WORK REQUIRED: Return each line holding the string "земельного".

SOURCE DATA:
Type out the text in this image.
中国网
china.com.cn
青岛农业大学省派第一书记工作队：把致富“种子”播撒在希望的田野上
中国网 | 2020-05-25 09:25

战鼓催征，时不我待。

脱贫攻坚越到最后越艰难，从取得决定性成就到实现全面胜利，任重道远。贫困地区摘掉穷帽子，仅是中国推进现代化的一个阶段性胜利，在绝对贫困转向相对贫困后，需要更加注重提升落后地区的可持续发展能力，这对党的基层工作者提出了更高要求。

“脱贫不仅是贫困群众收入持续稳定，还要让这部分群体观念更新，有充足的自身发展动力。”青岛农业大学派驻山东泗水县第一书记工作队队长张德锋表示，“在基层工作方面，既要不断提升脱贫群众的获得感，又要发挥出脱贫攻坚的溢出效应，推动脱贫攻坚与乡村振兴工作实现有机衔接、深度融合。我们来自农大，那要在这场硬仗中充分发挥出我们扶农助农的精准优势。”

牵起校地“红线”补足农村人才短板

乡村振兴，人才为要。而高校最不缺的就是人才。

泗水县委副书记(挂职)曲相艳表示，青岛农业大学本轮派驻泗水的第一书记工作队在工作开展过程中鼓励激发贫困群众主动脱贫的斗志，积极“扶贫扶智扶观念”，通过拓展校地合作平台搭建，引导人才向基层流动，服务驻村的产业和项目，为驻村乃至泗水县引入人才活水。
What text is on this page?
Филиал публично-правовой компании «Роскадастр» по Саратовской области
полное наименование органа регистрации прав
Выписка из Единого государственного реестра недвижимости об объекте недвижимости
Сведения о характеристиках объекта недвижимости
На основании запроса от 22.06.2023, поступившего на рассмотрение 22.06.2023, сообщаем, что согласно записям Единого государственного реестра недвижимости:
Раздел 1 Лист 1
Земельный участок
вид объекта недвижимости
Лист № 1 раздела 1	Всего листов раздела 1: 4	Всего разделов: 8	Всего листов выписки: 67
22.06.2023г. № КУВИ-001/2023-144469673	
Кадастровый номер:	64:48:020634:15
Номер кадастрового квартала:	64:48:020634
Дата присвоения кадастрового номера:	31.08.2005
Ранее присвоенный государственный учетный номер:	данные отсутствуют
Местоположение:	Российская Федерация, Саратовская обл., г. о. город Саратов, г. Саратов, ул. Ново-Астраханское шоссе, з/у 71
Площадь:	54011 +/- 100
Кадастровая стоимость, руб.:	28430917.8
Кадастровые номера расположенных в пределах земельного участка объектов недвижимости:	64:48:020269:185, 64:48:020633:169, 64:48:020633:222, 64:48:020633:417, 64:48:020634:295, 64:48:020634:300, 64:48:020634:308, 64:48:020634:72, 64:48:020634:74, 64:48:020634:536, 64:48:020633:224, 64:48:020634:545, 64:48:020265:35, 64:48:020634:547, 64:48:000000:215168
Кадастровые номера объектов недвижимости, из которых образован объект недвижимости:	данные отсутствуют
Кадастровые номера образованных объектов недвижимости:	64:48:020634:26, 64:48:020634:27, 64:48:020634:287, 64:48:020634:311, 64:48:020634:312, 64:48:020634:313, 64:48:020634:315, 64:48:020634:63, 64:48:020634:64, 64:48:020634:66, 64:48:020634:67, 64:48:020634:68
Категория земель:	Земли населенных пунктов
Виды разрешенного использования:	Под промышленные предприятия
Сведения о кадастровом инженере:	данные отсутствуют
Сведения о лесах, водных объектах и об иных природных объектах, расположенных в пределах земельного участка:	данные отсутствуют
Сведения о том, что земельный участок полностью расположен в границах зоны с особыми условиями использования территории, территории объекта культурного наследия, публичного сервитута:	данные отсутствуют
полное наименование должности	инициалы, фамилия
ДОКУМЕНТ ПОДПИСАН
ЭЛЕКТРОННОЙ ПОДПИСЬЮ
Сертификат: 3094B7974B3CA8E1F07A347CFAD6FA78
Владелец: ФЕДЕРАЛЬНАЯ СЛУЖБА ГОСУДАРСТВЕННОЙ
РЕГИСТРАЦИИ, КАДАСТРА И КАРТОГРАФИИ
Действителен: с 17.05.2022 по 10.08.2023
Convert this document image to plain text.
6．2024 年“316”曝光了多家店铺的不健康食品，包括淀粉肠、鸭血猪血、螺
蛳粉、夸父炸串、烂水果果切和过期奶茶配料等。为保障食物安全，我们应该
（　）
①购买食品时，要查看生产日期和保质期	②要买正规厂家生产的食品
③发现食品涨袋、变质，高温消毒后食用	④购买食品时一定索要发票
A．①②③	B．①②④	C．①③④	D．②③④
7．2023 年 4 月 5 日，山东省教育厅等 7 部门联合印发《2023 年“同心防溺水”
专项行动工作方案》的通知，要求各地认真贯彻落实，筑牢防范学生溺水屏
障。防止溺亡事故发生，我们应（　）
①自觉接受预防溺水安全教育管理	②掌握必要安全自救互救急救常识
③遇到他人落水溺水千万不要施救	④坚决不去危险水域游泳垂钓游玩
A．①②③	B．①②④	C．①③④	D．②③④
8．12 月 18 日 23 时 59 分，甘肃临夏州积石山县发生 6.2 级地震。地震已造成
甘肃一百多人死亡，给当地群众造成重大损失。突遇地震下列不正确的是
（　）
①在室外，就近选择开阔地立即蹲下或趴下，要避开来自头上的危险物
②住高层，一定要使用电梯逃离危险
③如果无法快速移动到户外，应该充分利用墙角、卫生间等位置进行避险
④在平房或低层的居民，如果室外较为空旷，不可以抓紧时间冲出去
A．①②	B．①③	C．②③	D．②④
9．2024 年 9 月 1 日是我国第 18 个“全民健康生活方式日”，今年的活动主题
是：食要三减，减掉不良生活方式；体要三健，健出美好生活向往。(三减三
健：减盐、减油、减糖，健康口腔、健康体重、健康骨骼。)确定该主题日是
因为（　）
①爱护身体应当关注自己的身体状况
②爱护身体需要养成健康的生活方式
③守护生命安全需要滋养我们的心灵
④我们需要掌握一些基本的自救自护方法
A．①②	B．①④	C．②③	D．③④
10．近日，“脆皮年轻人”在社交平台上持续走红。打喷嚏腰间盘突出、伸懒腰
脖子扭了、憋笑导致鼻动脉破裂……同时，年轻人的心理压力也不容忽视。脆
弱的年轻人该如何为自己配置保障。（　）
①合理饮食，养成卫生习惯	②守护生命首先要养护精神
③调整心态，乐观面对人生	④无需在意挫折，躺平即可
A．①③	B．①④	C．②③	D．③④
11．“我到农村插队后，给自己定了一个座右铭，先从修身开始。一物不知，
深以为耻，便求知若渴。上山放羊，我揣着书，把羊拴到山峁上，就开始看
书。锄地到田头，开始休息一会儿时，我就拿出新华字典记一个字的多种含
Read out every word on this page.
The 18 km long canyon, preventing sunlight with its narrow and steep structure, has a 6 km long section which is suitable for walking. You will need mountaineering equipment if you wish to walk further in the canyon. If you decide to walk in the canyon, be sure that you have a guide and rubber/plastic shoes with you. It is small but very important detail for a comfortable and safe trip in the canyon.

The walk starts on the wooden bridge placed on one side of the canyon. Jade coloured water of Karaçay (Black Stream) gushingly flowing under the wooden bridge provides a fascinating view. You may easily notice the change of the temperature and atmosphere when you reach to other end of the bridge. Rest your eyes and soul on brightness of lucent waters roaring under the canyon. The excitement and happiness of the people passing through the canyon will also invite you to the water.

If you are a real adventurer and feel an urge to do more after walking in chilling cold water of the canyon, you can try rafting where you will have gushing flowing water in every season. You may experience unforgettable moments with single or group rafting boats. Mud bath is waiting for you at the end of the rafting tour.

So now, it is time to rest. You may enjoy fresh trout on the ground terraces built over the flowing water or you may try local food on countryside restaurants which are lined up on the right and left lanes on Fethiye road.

FULL ANSWER:
Кадастровые номера расположенных в пределах земельного участка объектов недвижимости:	64:48:020269:185, 64:48:020633:169, 64:48:020633:222, 64:48:020633:417, 64:48:020634:295, 64:48:020634:300, 64:48:020634:308, 64:48:020634:72, 64:48:020634:74, 64:48:020634:536, 64:48:020633:224, 64:48:020634:545, 64:48:020265:35, 64:48:020634:547, 64:48:000000:215168
Сведения о лесах, водных объектах и об иных природных объектах, расположенных в пределах земельного участка:	данные отсутствуют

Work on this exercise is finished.